[A block of data]
○ ○ ○ ○ ○ ○ ○
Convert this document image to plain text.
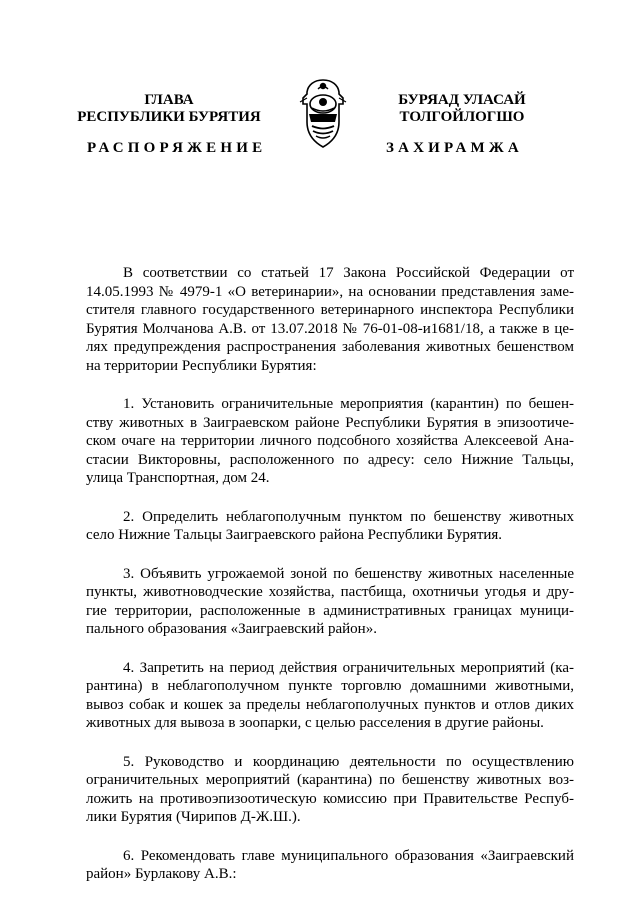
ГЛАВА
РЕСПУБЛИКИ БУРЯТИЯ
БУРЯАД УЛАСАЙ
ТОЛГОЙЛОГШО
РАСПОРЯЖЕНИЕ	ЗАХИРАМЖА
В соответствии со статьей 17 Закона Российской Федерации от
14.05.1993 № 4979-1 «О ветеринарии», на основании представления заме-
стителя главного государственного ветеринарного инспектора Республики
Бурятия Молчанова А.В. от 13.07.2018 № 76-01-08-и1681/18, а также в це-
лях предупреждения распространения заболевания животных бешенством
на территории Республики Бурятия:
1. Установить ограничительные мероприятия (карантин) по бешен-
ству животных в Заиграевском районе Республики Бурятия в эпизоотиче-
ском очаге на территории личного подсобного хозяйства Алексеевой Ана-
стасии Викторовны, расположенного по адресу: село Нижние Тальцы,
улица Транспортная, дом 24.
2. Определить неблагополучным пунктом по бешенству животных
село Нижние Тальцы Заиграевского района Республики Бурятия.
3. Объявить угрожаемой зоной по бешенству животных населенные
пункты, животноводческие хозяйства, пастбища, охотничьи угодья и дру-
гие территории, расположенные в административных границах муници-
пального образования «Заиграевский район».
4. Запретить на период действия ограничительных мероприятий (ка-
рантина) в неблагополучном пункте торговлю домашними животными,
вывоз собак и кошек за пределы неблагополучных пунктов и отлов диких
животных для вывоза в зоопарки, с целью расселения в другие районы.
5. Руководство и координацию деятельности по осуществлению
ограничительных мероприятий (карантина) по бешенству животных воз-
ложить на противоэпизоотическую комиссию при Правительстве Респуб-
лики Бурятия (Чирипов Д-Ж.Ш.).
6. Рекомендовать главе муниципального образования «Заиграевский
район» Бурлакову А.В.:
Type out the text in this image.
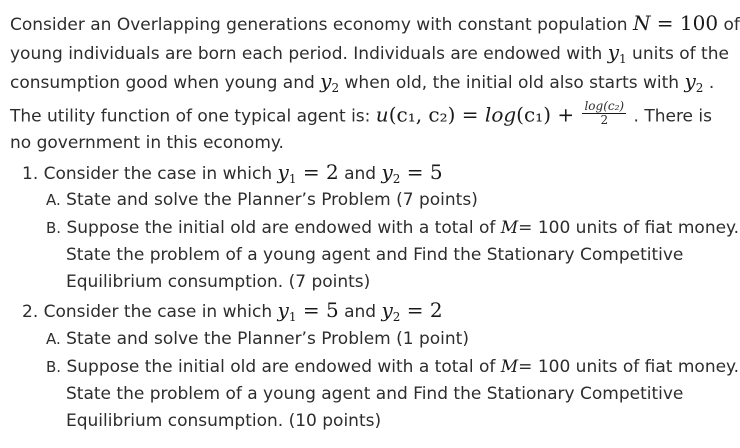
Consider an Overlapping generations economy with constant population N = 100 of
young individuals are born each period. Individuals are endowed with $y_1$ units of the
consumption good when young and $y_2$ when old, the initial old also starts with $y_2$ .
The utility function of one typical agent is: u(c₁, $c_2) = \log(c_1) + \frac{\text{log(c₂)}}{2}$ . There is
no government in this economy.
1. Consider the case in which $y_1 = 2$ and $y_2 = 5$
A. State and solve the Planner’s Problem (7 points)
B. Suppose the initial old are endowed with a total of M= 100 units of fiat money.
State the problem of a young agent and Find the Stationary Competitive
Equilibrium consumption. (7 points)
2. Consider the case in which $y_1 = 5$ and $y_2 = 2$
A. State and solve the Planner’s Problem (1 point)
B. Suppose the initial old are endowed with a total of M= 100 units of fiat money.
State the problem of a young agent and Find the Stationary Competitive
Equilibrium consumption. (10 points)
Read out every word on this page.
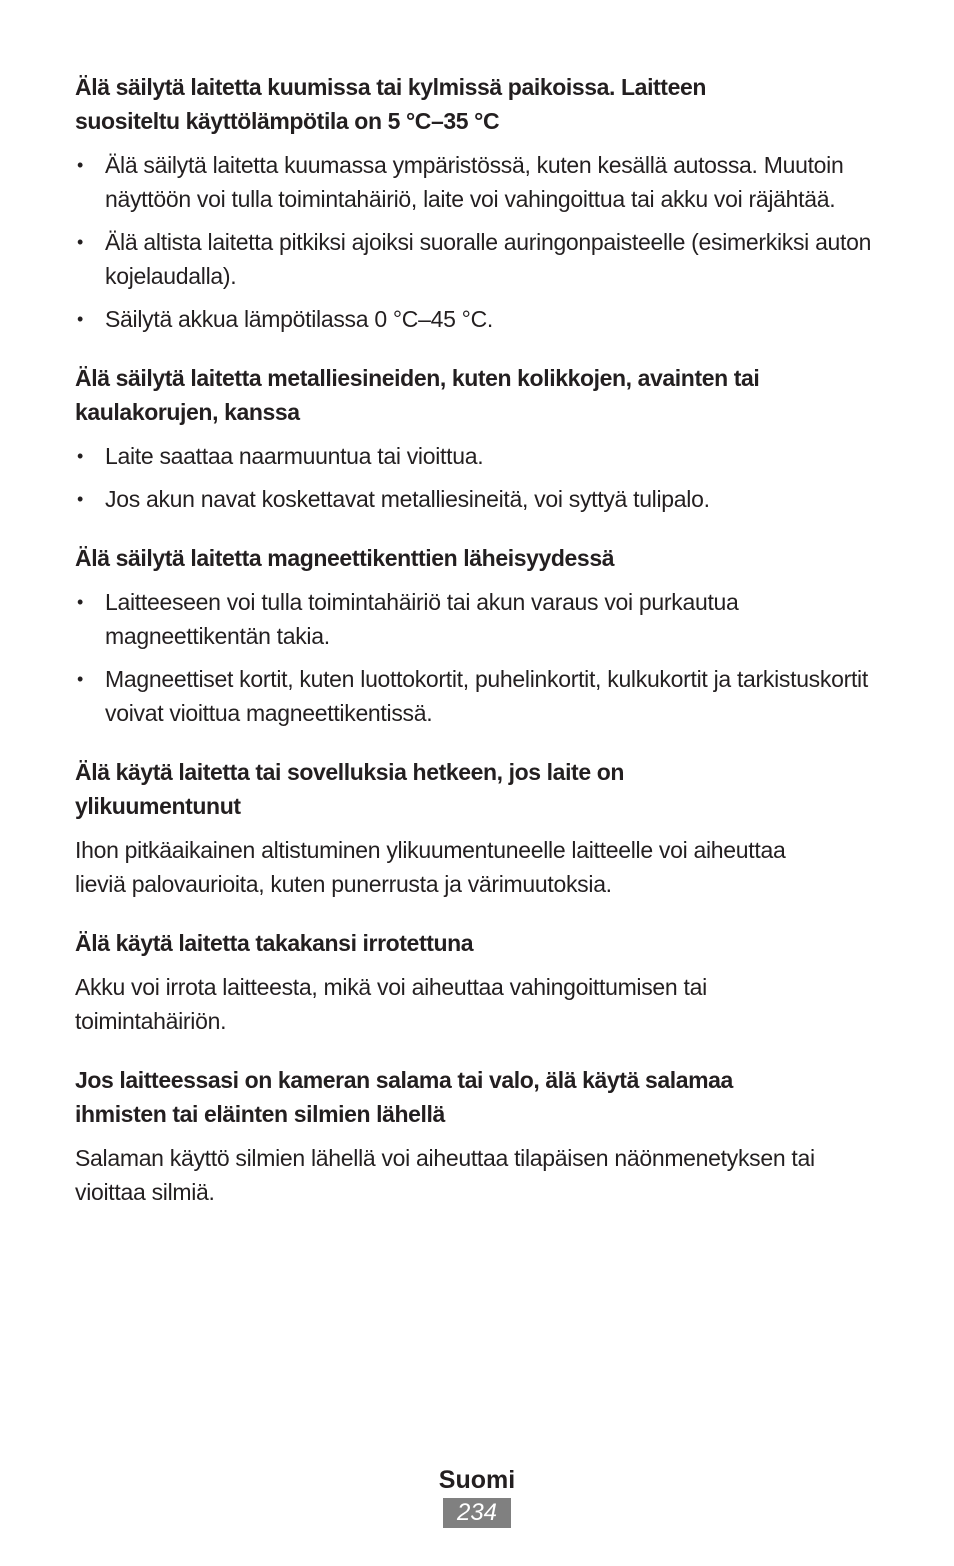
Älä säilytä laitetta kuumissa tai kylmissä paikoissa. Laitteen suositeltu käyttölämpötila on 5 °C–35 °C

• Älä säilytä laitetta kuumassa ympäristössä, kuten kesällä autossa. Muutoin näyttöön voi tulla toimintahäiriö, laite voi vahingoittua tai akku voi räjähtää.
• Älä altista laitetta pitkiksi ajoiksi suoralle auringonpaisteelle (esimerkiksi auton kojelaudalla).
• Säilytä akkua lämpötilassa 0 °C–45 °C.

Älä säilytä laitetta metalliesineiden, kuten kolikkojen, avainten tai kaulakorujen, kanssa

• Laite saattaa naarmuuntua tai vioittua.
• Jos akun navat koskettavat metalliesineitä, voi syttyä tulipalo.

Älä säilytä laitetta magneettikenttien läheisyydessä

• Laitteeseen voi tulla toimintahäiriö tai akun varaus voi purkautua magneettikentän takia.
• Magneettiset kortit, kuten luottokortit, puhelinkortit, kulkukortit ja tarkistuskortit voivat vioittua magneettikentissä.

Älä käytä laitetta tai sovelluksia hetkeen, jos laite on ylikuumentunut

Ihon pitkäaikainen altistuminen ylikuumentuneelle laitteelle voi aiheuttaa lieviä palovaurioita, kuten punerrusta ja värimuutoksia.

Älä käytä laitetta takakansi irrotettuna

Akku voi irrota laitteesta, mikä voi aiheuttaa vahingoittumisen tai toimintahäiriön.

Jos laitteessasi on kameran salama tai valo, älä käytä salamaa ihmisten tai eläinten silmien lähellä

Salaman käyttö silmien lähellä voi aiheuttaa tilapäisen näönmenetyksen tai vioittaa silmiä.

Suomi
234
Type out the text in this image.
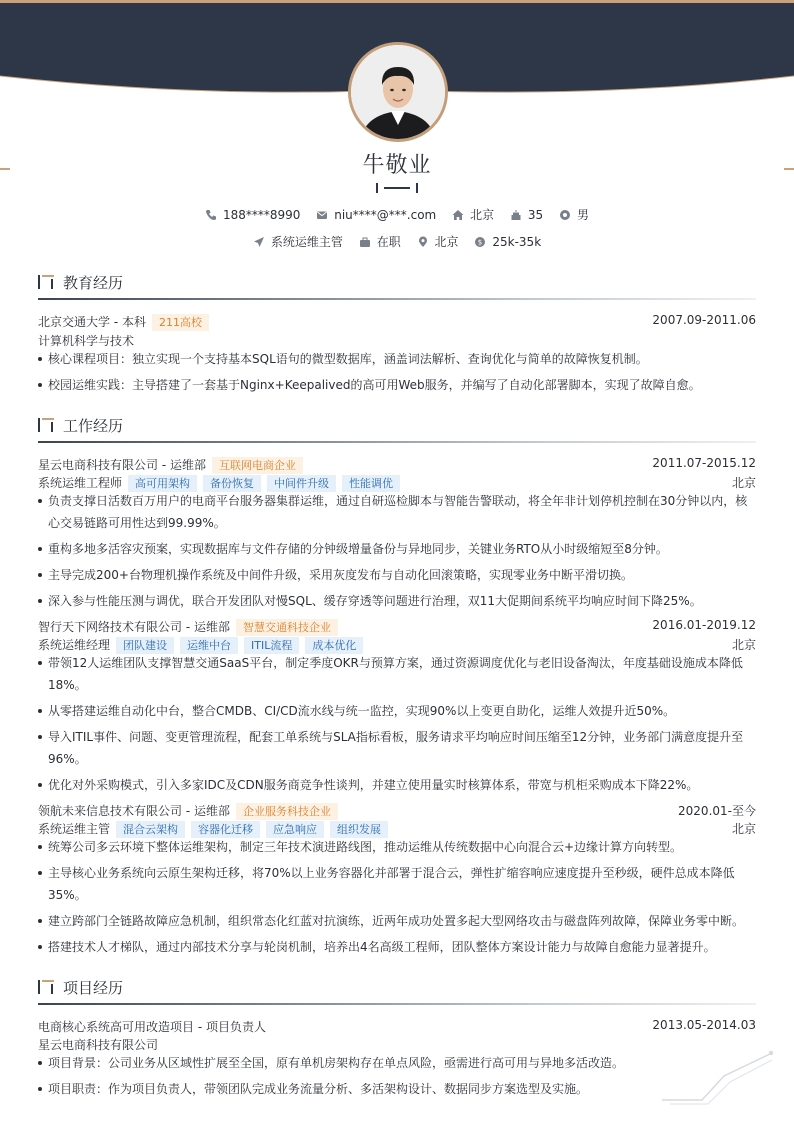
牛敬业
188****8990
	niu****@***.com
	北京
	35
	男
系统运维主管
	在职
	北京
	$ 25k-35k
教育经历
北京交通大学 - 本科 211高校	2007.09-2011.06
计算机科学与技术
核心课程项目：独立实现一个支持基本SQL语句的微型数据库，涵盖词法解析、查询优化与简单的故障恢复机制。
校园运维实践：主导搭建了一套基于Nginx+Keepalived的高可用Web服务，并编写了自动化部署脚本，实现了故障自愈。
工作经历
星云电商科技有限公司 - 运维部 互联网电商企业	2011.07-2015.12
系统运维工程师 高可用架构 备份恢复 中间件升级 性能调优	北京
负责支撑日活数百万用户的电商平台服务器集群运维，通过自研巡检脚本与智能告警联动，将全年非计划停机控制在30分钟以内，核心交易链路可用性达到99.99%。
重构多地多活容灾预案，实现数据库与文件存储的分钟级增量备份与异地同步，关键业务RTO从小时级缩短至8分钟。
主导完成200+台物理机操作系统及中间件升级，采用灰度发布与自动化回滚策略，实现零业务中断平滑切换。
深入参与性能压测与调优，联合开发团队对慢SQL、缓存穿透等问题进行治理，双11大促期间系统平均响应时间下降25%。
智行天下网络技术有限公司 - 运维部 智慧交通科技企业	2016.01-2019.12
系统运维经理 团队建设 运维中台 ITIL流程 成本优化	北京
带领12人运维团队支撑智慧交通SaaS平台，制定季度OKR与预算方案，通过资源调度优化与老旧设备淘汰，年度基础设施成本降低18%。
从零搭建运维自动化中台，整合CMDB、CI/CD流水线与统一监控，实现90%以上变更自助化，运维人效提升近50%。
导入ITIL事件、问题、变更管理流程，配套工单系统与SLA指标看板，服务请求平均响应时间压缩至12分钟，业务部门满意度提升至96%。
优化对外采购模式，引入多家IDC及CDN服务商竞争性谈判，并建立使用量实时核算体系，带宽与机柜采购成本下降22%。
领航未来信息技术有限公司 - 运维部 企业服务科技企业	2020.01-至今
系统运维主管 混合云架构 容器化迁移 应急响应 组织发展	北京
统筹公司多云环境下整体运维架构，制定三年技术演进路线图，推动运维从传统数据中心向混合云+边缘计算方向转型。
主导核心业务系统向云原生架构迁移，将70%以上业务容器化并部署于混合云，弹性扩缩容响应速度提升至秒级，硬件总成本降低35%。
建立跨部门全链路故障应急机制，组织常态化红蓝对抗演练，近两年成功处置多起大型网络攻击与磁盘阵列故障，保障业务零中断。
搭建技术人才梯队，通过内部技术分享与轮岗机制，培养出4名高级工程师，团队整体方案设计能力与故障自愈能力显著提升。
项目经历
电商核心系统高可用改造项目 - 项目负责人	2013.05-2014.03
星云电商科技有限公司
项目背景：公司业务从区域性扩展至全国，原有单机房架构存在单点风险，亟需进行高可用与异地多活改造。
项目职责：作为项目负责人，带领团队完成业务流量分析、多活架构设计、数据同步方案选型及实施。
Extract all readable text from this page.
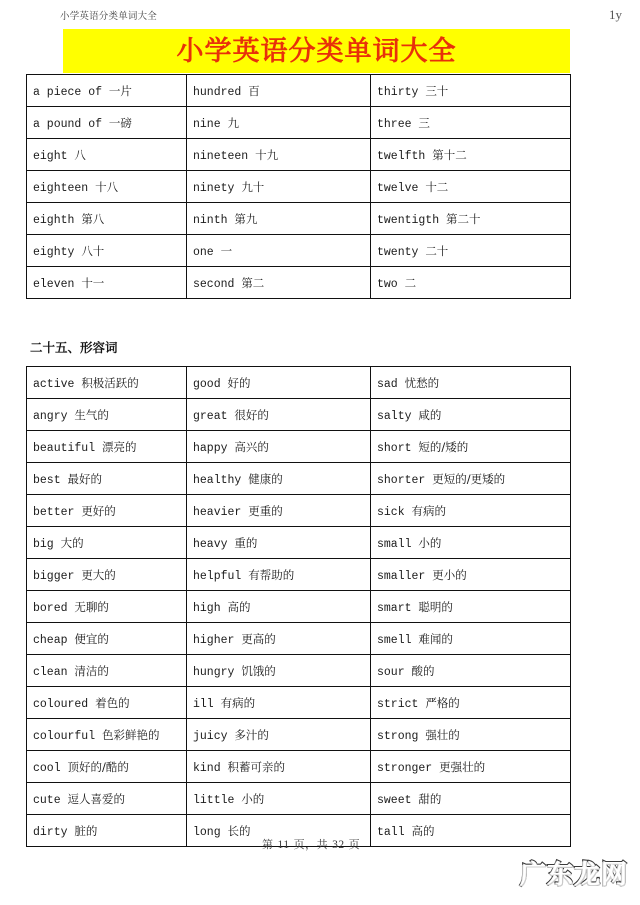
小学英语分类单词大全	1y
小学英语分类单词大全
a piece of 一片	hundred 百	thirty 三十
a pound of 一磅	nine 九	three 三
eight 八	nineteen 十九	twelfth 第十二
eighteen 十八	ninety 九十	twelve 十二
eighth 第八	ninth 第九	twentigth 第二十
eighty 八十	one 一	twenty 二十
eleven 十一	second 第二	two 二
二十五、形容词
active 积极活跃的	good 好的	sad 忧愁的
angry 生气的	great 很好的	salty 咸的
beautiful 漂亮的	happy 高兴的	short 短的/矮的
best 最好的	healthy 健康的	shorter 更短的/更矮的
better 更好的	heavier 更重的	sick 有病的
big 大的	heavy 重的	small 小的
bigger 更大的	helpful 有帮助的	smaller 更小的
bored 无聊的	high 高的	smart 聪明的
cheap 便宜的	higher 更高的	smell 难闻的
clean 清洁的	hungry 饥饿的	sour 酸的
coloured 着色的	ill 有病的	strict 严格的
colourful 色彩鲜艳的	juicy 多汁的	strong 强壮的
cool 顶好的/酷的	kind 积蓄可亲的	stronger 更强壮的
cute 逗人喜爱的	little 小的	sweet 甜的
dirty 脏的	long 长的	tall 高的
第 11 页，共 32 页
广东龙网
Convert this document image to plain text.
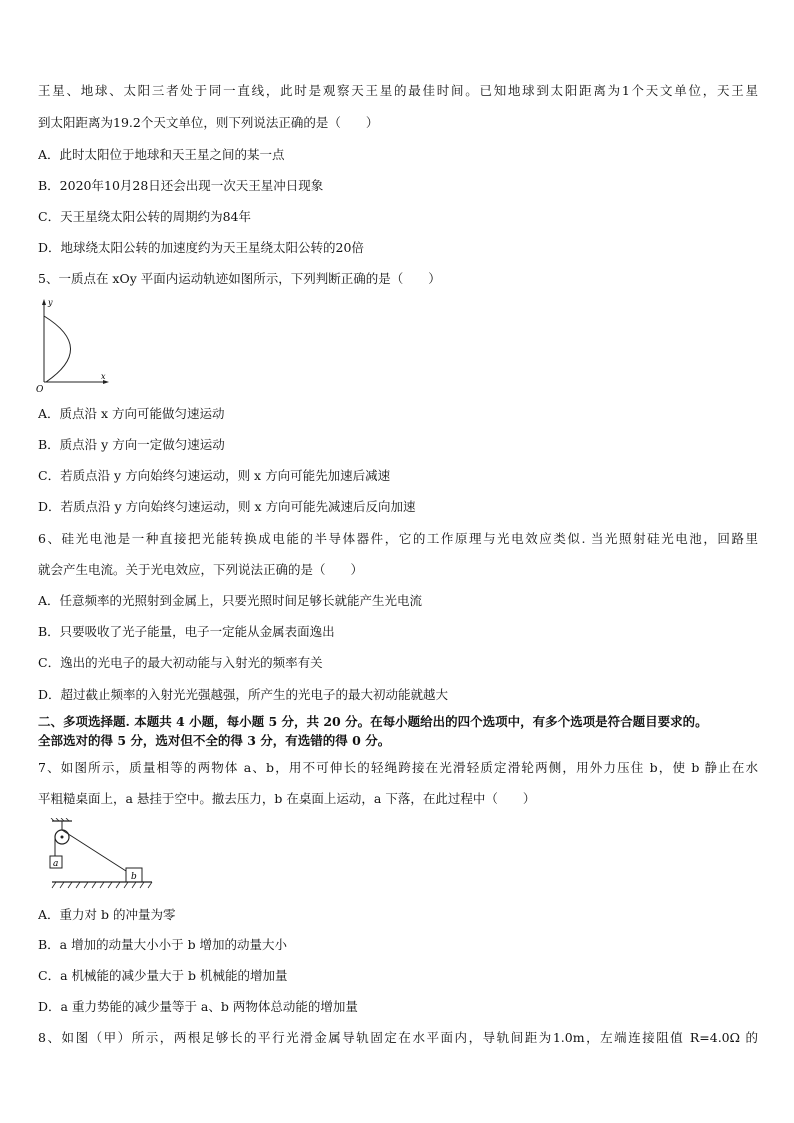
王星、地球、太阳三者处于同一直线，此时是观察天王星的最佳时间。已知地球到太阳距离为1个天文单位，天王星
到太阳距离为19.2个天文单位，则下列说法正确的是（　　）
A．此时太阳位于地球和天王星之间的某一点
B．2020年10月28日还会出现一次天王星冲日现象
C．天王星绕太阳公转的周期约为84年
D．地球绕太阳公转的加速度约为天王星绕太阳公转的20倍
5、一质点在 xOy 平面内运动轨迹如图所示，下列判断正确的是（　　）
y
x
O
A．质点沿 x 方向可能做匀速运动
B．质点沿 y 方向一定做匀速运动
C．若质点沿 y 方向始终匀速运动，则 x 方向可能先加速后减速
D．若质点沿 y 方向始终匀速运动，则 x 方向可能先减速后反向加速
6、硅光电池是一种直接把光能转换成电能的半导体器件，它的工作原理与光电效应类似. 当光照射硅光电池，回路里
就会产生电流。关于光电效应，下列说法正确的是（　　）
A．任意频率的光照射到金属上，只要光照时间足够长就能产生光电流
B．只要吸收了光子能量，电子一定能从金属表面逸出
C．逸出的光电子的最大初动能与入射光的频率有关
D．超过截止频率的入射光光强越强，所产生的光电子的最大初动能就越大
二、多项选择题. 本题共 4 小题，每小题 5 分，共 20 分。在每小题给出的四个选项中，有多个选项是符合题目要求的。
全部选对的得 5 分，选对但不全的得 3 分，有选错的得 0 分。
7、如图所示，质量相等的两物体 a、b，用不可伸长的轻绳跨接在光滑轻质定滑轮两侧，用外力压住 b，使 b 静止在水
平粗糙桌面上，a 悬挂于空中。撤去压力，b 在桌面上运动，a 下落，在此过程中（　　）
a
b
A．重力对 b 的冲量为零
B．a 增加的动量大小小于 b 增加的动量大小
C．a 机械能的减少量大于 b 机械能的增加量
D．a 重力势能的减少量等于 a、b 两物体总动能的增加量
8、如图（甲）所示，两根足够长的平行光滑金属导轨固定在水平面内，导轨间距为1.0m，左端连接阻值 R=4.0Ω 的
○ ○ ○ ○ ○ ○ ○
WHAT IS ASKED.
Sift the material for lines with the string "kuten". Copy each one found.

OUTPUT FOR THIS TASK.
• Älä säilytä laitetta kuumassa ympäristössä, kuten kesällä autossa. Muutoin näyttöön voi tulla toimintahäiriö, laite voi vahingoittua tai akku voi räjähtää.
Älä säilytä laitetta metalliesineiden, kuten kolikkojen, avainten tai kaulakorujen, kanssa
• Magneettiset kortit, kuten luottokortit, puhelinkortit, kulkukortit ja tarkistuskortit voivat vioittua magneettikentissä.
Ihon pitkäaikainen altistuminen ylikuumentuneelle laitteelle voi aiheuttaa lieviä palovaurioita, kuten punerrusta ja värimuutoksia.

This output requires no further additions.